▶ **Description of the task**
Wherever a line holds the word "heute", copy that line out.

▶ **Raw records**
--- Begin ---

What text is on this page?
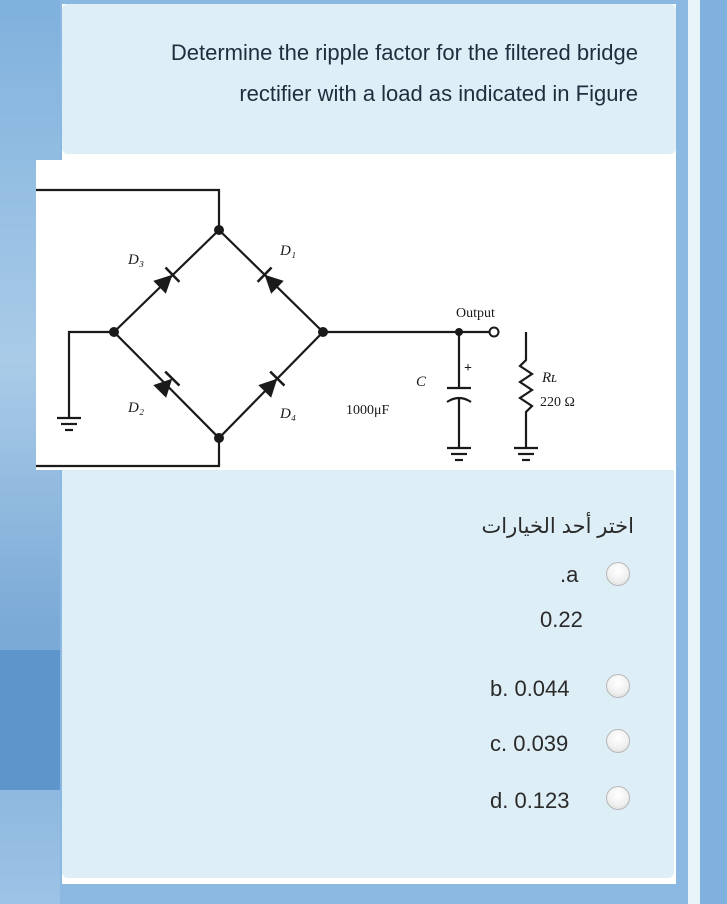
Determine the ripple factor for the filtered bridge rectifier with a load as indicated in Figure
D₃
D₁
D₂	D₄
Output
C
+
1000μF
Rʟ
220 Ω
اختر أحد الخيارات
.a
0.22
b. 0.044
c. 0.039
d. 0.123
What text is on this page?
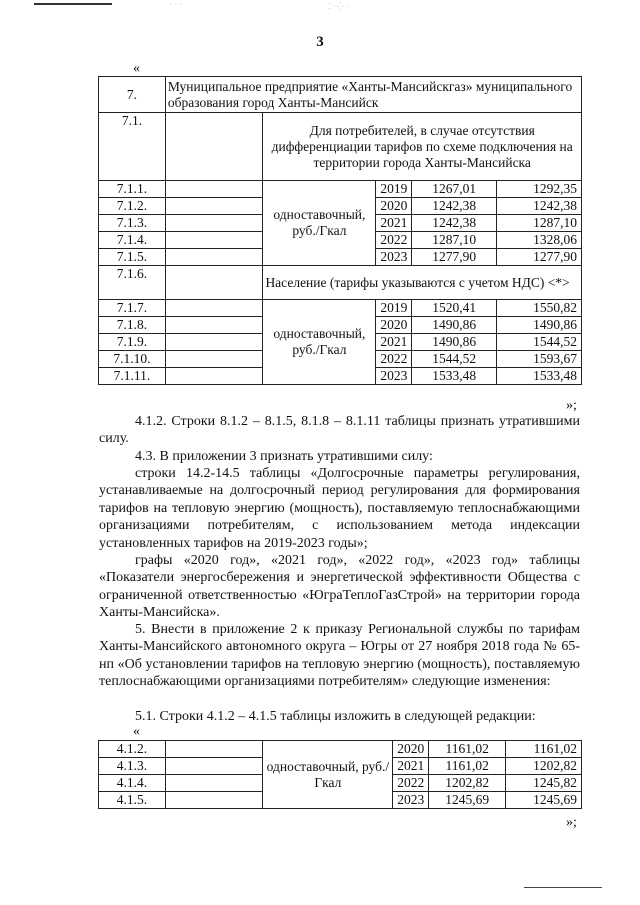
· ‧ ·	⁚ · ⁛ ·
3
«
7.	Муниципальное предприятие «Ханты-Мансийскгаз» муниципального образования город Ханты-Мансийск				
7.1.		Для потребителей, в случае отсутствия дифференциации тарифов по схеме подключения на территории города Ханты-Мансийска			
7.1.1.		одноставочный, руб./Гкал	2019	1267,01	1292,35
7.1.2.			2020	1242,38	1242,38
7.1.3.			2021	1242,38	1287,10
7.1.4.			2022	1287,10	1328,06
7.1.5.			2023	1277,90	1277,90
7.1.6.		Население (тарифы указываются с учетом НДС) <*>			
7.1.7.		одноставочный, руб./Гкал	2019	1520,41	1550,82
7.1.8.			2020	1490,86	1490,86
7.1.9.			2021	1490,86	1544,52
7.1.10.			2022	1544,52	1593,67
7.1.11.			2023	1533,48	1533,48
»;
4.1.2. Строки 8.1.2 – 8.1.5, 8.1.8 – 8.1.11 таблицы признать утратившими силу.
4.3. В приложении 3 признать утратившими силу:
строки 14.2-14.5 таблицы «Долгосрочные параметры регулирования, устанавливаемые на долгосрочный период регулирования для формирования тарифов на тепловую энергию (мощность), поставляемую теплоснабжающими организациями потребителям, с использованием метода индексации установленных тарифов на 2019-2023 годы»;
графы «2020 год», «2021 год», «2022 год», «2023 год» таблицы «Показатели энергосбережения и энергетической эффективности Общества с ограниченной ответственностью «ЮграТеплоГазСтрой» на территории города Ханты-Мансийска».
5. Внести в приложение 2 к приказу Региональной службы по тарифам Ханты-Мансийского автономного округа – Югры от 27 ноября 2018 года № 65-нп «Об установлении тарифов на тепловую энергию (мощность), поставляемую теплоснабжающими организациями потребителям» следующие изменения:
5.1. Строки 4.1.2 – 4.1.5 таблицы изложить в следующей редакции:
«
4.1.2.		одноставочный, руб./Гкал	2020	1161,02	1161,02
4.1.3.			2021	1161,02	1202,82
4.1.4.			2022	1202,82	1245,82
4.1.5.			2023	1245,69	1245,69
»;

--- End ---
--- Begin ---

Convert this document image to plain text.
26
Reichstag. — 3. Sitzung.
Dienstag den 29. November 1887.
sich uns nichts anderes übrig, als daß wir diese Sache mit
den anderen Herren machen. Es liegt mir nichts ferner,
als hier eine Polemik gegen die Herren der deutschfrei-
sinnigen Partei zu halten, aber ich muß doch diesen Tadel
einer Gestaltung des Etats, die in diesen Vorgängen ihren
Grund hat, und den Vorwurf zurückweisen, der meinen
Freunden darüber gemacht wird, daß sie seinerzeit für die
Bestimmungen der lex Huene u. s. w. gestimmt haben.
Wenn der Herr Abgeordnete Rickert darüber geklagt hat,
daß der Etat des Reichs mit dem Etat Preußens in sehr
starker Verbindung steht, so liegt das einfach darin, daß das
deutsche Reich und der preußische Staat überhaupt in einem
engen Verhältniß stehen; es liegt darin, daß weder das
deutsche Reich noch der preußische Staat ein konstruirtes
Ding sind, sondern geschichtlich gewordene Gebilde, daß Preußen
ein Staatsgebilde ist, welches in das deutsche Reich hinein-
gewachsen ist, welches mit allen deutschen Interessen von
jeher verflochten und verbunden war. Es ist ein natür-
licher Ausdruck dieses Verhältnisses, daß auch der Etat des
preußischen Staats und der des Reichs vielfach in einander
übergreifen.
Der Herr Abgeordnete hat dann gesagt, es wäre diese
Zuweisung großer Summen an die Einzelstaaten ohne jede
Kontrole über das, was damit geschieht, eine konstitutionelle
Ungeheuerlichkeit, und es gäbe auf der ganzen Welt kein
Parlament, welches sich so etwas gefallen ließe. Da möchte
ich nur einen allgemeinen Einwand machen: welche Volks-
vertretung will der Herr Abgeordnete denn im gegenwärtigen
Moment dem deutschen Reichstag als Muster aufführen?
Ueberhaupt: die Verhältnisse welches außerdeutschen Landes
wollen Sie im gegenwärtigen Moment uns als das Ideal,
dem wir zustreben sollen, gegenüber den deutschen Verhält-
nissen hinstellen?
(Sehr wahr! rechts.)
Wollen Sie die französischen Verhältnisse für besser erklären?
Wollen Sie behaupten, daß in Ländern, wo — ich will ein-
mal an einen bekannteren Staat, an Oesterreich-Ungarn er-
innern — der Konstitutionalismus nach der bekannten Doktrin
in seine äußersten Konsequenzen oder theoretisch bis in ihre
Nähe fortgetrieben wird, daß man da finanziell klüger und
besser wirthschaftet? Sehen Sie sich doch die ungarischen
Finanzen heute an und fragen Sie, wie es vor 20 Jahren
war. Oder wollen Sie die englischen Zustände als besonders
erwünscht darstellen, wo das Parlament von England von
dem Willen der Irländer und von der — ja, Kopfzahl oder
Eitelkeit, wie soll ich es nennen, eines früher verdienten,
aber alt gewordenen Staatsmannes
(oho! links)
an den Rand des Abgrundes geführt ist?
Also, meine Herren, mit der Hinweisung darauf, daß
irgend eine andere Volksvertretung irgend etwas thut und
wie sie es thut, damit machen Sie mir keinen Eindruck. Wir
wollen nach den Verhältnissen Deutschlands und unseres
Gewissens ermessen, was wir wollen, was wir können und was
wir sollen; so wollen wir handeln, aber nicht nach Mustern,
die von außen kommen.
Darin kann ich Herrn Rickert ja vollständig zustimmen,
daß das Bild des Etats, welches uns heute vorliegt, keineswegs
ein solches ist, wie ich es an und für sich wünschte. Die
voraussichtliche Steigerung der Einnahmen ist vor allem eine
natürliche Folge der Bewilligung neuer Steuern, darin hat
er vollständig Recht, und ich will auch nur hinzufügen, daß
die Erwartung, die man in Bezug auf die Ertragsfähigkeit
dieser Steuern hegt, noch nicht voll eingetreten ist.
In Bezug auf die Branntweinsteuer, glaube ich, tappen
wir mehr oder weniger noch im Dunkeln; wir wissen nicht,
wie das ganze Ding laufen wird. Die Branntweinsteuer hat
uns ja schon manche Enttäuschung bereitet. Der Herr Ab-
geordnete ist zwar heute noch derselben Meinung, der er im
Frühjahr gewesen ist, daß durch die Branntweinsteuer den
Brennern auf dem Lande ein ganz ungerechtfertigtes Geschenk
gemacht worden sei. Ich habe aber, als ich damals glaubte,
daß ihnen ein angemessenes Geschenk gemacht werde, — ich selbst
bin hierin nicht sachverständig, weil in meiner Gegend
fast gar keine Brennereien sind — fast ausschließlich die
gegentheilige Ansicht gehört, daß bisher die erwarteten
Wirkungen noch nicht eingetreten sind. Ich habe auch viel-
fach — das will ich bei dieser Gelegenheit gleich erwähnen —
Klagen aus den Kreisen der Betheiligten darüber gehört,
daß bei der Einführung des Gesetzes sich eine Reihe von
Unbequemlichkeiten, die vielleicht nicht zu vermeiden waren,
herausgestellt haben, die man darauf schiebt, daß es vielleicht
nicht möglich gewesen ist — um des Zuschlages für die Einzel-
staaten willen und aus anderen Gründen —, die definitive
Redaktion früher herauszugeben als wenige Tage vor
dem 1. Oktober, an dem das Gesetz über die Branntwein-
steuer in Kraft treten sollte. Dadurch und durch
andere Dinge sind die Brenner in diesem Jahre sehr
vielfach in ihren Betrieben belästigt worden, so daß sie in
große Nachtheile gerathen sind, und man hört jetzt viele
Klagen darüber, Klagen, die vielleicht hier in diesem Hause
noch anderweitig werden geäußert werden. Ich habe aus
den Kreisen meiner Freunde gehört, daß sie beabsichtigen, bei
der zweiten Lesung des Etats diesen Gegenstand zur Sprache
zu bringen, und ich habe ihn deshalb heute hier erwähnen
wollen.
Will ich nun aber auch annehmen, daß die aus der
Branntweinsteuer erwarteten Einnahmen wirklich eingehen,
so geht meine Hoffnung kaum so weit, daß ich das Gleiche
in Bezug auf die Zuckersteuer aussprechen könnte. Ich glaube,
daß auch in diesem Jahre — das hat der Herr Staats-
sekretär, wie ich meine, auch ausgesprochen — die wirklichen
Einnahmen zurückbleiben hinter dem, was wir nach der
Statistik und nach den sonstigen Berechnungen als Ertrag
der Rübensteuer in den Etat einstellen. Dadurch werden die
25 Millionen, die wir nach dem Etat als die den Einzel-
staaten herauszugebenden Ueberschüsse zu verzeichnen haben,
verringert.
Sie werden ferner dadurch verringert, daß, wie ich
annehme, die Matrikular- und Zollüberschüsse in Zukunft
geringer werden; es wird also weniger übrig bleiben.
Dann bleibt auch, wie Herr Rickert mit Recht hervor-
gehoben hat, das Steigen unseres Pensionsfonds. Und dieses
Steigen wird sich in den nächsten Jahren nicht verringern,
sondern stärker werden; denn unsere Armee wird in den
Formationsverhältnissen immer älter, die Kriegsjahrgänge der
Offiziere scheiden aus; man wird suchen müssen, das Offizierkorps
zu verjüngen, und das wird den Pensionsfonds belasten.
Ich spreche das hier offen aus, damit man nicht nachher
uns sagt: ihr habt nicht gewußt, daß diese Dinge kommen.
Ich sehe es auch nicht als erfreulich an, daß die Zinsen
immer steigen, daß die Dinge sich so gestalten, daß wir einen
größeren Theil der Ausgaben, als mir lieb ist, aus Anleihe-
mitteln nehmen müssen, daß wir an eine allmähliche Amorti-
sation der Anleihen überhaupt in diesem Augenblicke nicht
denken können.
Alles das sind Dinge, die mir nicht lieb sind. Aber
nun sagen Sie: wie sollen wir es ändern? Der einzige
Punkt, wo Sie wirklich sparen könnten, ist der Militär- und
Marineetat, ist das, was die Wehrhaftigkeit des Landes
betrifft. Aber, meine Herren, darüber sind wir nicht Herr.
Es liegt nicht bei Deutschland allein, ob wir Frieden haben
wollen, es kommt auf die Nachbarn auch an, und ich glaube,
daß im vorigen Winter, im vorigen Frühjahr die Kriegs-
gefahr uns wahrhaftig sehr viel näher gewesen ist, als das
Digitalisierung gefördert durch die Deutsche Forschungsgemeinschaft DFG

--- End ---

▶ **Expected answer**
Finanzen heute an und fragen Sie, wie es vor 20 Jahren
daß das Bild des Etats, welches uns heute vorliegt, keineswegs
geordnete ist zwar heute noch derselben Meinung, der er im
zu bringen, und ich habe ihn deshalb heute hier erwähnen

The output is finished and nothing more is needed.